Stated exercise
Copy every line of the records below that holds the word "plain".

━━━ Provided information ━━━

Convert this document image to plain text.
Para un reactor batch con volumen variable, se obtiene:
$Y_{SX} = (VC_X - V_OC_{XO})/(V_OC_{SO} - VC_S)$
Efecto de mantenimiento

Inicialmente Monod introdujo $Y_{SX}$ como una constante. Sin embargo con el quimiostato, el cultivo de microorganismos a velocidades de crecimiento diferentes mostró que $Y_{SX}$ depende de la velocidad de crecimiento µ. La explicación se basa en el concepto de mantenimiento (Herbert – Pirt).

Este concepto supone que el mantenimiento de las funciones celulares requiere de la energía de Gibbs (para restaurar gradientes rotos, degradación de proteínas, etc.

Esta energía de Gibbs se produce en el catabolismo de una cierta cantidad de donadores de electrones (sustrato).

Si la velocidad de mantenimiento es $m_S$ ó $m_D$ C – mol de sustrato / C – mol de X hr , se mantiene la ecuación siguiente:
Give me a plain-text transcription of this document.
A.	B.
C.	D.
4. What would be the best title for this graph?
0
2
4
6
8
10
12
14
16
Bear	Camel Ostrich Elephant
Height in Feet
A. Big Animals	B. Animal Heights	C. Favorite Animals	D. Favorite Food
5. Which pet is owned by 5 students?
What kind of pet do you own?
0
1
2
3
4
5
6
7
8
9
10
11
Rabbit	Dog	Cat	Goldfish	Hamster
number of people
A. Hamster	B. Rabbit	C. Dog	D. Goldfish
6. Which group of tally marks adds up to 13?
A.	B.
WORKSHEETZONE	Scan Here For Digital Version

━━━

Exercise response
Convert this document image to plain text.
Give me a plain-text transcription of this document.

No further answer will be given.